● **EXERCISE DIRECTIONS**:
Lines containing the word "results" need to be counted. Please reply with how many there are, and nothing else.

● **RECORDED INFORMATION**:
──────────────────────────────

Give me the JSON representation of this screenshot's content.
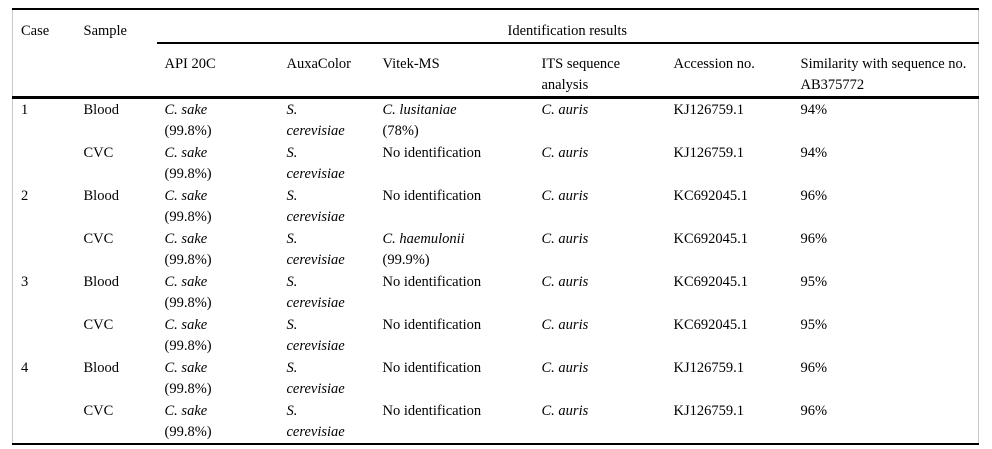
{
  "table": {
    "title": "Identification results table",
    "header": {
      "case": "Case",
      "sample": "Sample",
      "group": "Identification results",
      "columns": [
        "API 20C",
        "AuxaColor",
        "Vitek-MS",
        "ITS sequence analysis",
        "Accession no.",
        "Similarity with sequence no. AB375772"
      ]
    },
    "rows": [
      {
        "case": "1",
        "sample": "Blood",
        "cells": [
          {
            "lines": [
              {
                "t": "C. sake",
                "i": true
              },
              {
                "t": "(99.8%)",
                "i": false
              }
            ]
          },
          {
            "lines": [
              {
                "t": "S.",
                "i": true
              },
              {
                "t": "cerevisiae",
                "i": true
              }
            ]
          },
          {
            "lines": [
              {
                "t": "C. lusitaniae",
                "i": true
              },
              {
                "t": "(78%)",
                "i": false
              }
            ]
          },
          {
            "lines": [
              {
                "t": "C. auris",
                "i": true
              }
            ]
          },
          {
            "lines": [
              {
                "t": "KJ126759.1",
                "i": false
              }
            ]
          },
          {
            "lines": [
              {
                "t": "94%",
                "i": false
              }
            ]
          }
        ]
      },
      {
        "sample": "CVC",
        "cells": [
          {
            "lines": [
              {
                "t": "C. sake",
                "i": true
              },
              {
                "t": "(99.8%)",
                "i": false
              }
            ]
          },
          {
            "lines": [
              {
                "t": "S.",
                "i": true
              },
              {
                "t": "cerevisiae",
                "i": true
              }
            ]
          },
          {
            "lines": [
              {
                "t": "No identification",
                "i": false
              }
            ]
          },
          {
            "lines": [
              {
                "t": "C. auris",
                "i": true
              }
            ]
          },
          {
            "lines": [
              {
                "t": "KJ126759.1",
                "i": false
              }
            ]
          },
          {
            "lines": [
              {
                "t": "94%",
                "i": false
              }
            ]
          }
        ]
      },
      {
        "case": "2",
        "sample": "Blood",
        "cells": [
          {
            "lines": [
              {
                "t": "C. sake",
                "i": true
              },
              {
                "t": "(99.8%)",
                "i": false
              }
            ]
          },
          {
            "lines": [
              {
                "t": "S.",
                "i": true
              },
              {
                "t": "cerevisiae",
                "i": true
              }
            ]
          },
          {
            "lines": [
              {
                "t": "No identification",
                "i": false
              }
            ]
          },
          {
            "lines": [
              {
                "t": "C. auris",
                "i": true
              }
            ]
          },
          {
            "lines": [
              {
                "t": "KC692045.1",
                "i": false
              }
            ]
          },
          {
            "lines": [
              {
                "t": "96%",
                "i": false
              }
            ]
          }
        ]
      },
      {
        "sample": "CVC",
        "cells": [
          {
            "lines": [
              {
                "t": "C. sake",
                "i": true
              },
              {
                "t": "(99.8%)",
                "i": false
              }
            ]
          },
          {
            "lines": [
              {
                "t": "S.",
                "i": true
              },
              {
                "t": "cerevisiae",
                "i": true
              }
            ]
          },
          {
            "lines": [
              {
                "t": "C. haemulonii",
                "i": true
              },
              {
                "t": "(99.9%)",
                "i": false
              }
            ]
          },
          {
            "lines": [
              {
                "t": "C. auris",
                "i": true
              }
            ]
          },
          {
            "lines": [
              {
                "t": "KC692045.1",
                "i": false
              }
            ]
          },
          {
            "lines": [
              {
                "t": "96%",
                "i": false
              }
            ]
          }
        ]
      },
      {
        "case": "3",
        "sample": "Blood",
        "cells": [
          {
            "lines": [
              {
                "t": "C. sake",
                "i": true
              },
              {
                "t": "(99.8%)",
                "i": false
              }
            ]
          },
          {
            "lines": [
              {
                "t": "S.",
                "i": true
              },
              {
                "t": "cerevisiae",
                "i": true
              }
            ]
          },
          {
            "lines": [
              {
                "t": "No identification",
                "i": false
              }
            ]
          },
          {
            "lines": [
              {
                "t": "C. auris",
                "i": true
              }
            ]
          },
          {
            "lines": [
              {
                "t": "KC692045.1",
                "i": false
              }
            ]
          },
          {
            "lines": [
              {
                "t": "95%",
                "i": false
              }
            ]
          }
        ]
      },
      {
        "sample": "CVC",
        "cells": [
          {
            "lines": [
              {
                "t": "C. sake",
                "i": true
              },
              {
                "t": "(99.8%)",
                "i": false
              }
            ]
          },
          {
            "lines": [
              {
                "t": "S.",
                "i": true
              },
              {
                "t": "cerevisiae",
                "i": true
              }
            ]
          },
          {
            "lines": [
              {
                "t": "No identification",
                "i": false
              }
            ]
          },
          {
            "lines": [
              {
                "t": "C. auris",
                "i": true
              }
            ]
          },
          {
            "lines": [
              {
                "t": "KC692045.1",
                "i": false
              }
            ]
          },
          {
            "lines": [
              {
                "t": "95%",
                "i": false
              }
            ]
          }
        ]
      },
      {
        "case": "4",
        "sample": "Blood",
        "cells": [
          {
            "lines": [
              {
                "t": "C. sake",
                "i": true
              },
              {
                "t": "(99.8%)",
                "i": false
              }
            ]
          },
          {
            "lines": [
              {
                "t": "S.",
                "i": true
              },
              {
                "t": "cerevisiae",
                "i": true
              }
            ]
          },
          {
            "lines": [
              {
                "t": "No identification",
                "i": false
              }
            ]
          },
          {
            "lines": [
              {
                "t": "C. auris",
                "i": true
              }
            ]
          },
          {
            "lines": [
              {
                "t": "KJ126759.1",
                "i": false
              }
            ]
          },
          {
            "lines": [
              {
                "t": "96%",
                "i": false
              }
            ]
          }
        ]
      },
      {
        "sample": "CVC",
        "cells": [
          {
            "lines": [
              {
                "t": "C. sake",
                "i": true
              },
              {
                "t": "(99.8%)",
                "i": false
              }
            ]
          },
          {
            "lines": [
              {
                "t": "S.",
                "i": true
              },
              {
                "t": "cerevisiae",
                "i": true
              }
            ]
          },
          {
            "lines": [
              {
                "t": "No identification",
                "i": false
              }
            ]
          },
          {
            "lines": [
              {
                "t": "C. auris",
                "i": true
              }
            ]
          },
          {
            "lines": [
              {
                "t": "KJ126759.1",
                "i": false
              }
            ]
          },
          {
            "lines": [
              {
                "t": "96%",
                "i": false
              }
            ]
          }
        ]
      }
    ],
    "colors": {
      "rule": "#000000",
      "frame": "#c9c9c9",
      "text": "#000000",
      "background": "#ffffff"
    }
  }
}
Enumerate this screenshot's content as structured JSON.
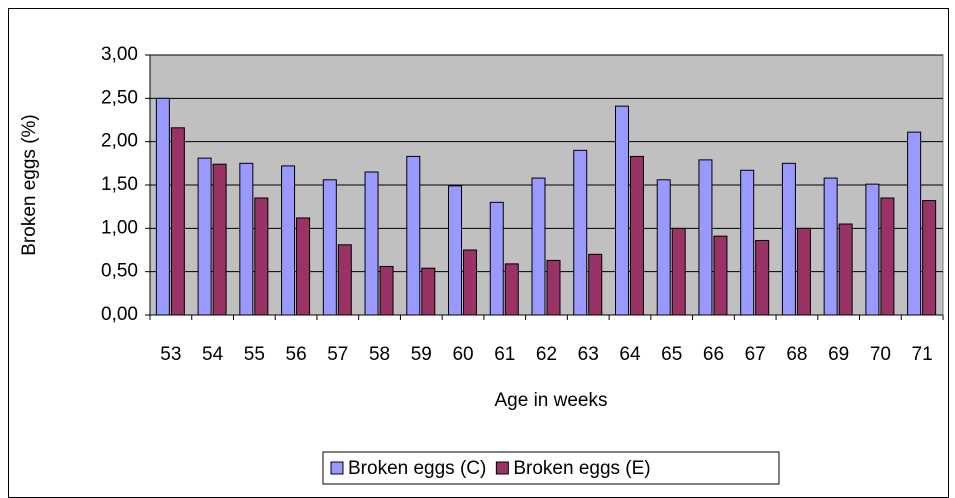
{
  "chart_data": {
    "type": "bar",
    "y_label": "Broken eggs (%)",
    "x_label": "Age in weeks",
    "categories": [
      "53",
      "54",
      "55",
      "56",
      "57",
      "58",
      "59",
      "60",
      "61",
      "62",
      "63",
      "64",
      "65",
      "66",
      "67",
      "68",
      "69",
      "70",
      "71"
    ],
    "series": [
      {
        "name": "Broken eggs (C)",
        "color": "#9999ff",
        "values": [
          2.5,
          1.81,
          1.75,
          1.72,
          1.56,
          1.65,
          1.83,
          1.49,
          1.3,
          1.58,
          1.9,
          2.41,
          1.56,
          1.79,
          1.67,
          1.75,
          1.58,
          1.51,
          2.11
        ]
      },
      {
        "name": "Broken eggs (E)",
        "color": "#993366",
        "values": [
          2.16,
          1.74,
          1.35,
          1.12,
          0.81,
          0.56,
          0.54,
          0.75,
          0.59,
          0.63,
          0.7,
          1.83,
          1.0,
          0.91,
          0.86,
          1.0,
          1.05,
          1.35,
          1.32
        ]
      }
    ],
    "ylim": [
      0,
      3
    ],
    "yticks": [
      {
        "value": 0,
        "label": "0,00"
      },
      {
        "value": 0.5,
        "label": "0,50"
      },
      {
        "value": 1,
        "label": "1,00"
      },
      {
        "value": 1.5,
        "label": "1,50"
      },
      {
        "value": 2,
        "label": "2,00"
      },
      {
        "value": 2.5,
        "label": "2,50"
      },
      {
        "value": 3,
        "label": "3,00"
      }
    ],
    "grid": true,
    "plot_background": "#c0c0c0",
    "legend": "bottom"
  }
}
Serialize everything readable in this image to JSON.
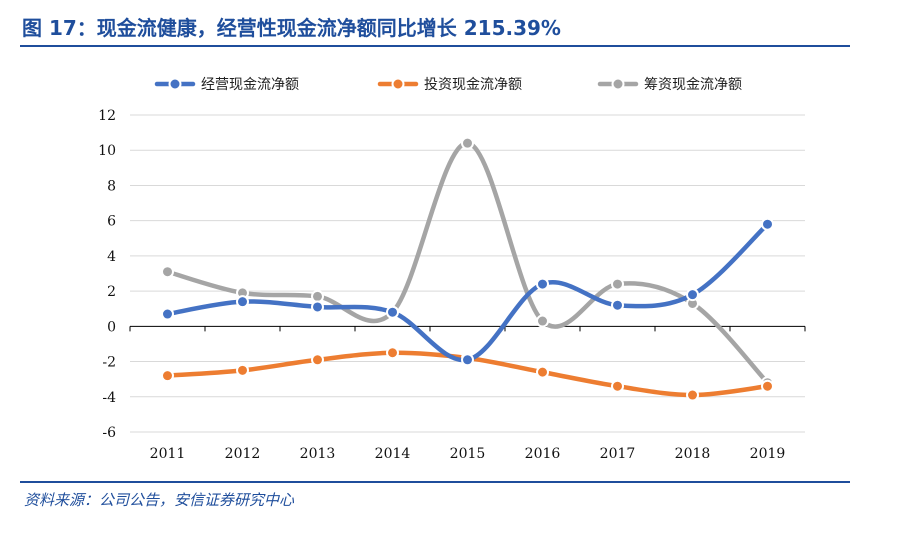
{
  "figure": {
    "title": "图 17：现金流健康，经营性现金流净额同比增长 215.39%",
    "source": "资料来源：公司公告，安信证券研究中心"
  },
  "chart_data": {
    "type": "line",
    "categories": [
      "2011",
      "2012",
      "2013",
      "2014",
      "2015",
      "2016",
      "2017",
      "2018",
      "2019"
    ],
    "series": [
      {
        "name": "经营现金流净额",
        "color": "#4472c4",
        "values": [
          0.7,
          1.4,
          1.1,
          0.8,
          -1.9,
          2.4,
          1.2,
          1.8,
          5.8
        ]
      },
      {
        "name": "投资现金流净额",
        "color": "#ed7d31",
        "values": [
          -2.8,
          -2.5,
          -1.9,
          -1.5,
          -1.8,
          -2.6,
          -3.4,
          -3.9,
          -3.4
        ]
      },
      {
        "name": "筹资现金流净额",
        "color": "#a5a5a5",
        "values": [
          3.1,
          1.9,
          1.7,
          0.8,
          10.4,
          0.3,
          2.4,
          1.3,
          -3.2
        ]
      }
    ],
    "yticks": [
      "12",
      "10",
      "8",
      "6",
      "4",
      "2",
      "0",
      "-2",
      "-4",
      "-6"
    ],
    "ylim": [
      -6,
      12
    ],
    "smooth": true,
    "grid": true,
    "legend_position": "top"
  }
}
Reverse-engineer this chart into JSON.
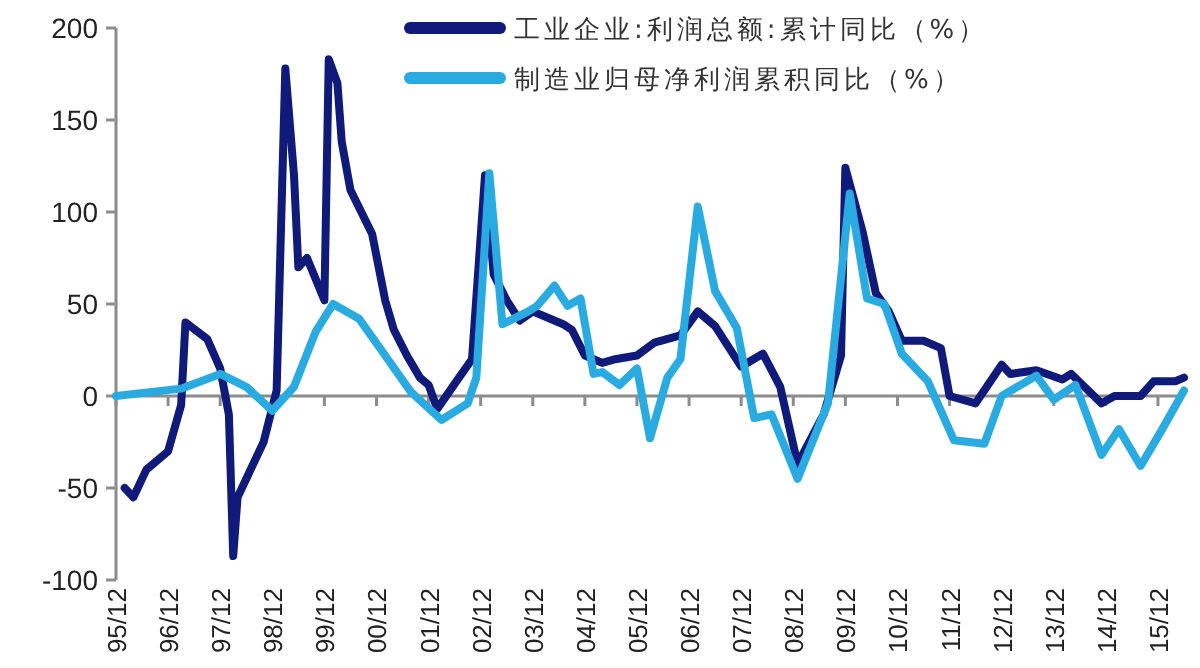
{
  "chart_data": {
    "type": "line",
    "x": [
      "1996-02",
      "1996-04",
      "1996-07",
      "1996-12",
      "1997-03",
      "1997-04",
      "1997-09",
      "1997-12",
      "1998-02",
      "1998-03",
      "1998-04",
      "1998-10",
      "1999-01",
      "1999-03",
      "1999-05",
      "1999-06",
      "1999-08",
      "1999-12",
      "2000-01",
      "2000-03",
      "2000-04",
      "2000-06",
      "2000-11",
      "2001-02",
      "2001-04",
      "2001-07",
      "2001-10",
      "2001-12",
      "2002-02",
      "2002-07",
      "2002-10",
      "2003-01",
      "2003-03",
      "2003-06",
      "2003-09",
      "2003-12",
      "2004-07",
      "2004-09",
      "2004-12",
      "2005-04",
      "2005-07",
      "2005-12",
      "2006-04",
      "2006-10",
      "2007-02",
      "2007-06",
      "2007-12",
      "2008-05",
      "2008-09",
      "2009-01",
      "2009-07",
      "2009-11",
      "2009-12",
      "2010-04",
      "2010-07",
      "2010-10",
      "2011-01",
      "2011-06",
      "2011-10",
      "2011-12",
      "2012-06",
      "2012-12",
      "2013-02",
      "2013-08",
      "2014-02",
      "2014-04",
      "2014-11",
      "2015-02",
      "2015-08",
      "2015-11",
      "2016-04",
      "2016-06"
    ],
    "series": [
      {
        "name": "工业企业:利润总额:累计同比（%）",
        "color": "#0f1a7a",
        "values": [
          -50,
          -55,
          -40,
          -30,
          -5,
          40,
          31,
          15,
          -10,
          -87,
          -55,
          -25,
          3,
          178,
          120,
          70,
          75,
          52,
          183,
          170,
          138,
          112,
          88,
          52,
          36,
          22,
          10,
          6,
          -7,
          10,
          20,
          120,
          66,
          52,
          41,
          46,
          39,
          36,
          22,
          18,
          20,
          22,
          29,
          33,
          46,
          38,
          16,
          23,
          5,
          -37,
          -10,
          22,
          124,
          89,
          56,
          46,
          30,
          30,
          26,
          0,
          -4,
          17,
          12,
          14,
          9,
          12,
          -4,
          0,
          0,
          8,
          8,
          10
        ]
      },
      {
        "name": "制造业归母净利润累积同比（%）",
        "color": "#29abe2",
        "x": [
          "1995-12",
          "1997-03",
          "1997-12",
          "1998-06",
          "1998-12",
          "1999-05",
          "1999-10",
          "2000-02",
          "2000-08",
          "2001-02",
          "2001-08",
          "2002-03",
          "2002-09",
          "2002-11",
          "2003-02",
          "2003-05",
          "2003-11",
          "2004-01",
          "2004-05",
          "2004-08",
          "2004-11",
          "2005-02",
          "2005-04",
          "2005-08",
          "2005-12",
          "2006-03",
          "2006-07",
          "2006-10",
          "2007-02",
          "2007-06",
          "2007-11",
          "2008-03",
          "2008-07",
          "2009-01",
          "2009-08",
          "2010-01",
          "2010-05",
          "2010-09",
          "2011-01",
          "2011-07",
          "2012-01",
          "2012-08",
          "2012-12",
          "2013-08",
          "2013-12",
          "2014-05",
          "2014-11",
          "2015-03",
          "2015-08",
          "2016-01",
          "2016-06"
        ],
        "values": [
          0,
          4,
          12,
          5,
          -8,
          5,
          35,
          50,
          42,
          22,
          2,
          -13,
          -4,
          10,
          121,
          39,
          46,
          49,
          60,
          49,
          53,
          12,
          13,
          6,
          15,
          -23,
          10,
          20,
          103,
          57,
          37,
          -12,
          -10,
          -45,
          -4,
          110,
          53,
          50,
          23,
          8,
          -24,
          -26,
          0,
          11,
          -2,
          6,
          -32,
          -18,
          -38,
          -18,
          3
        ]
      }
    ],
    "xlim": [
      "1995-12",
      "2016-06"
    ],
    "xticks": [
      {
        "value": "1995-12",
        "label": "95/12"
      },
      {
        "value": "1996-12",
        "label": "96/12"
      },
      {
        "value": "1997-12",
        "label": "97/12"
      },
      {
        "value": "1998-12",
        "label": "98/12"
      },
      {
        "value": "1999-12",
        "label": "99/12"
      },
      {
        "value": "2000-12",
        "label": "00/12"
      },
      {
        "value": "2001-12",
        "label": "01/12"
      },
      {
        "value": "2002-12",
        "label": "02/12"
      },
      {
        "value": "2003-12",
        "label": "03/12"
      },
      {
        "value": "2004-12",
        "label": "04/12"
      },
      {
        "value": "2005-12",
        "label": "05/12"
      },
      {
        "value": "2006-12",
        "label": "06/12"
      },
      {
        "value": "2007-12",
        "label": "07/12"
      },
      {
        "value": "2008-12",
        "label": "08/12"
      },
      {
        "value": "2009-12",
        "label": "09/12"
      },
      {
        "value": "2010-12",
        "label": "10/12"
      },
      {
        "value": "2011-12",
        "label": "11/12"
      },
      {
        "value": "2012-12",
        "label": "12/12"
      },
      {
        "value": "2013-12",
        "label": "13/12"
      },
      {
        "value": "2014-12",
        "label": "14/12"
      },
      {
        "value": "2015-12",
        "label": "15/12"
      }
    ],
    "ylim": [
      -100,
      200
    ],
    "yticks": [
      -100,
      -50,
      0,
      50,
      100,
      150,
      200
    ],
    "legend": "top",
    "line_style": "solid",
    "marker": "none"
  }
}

──────────────────────────────

● **SOLVED PROBLEM**:
2